**TASK INSTRUCTIONS:** Count how many lines below include the string "color", and give that number without anything else.

**EXERCISE INPUTS:**
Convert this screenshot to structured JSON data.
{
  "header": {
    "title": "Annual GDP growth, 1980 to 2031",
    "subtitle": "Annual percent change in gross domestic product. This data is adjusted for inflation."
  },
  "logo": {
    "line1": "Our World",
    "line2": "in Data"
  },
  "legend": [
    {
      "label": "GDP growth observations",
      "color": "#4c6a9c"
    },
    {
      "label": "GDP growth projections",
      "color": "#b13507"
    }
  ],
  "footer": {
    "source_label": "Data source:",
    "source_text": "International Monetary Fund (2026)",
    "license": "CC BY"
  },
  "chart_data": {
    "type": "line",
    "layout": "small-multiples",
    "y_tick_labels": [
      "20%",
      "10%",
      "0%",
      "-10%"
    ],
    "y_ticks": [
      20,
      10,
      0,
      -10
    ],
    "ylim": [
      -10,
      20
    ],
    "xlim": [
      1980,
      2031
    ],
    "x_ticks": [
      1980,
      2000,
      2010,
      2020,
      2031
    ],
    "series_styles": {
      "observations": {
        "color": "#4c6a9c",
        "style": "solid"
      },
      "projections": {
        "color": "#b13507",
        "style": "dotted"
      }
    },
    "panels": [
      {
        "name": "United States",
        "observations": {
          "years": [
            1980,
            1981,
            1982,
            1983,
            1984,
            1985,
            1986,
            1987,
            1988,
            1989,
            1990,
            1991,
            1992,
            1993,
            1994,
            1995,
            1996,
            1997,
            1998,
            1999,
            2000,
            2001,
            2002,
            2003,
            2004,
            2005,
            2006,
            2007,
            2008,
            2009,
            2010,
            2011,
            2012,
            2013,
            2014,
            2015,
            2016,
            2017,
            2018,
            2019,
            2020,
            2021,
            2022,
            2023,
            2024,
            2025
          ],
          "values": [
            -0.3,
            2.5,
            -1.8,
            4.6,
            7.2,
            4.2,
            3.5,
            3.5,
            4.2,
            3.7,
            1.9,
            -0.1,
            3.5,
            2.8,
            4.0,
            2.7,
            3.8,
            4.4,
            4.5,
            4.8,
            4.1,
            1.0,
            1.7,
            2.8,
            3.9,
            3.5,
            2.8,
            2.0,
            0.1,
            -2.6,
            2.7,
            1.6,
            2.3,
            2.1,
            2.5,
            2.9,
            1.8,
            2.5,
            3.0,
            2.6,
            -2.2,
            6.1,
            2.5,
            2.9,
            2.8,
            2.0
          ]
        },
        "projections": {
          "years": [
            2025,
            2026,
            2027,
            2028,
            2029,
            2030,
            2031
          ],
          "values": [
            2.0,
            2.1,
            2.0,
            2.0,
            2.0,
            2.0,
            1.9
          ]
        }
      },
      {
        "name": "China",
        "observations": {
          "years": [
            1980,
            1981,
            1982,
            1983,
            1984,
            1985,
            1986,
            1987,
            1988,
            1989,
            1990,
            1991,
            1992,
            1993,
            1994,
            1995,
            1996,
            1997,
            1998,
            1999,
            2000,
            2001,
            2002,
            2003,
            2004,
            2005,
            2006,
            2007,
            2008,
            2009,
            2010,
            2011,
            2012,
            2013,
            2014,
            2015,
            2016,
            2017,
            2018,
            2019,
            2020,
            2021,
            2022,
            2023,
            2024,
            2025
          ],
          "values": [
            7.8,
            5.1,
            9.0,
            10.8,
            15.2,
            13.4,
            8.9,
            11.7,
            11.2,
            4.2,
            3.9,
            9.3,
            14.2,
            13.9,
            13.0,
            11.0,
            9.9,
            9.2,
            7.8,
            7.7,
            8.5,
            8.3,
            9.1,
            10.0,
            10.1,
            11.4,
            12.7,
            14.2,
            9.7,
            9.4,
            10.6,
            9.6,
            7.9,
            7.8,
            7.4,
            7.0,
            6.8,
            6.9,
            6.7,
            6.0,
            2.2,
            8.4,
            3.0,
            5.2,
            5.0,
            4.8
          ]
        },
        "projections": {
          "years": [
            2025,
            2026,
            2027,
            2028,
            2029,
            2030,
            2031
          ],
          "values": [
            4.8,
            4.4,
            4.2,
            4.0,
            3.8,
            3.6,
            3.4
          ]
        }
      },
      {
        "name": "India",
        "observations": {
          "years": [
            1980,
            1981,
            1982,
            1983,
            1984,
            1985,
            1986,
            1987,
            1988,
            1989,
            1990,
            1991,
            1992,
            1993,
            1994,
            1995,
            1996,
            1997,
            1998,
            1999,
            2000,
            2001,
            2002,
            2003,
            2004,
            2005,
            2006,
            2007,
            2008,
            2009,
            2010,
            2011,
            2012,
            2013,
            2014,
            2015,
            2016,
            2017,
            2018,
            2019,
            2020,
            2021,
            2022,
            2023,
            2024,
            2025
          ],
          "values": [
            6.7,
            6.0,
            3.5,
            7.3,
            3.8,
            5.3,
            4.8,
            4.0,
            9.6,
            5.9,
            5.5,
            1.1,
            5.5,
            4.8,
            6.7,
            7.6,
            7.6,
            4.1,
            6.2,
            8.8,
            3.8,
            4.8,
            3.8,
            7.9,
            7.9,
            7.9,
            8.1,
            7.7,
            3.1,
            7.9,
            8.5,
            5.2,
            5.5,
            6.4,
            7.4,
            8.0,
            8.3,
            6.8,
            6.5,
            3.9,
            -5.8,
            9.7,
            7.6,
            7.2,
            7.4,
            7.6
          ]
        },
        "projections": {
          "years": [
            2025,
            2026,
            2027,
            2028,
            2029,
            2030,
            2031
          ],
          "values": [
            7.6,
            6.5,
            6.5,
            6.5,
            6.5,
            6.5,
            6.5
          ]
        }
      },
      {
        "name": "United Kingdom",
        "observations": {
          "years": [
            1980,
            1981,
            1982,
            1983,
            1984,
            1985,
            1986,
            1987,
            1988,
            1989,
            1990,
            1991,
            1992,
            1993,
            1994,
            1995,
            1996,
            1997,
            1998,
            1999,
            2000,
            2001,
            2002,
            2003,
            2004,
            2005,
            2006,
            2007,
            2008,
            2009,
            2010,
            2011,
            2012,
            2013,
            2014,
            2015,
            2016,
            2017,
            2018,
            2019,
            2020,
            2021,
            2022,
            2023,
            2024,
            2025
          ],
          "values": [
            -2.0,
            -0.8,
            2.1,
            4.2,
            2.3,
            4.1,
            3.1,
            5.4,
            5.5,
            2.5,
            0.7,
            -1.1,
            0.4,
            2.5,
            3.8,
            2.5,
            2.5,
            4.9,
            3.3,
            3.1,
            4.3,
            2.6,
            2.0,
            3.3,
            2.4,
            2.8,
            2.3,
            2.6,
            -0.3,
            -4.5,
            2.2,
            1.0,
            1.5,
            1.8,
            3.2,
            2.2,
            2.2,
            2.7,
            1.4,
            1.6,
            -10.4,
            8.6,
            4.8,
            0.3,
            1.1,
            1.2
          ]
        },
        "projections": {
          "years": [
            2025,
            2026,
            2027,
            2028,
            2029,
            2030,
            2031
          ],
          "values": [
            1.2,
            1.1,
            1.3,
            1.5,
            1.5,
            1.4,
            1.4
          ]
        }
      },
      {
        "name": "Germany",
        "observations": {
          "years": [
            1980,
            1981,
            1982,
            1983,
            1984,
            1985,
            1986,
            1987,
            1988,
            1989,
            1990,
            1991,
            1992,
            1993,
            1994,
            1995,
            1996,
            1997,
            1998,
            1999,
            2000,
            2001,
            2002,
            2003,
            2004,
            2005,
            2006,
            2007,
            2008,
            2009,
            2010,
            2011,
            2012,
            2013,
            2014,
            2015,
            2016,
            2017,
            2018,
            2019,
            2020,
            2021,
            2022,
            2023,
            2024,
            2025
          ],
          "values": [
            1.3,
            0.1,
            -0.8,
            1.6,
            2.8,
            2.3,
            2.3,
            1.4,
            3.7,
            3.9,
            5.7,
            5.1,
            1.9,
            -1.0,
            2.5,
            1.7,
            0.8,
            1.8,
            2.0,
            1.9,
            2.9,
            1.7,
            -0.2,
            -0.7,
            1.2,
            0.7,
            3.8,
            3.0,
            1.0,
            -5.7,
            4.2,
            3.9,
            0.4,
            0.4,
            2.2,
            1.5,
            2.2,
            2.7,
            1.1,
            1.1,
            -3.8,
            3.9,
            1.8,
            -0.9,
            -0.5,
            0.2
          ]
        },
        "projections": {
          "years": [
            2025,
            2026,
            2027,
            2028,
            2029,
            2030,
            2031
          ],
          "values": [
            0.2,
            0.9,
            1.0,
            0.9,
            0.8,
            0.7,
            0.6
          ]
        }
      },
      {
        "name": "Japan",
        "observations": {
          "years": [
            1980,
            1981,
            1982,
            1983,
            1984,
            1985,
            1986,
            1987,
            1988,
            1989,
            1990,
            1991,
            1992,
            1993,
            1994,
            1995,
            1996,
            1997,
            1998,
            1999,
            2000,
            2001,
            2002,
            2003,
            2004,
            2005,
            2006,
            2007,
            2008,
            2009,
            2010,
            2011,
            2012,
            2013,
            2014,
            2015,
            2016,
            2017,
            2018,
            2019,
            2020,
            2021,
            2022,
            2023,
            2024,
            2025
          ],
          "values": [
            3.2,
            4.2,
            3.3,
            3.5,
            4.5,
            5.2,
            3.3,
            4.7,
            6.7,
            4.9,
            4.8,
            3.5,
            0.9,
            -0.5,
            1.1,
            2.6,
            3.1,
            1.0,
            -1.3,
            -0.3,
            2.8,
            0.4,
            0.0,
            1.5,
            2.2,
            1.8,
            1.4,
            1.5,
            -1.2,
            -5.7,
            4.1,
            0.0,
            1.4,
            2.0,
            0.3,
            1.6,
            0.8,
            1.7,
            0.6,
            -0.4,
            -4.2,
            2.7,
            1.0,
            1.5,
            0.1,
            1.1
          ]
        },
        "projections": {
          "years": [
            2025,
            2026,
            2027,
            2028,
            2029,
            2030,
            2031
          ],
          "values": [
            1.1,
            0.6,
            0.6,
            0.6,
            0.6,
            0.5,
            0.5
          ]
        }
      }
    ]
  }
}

**RESPONSE:** 4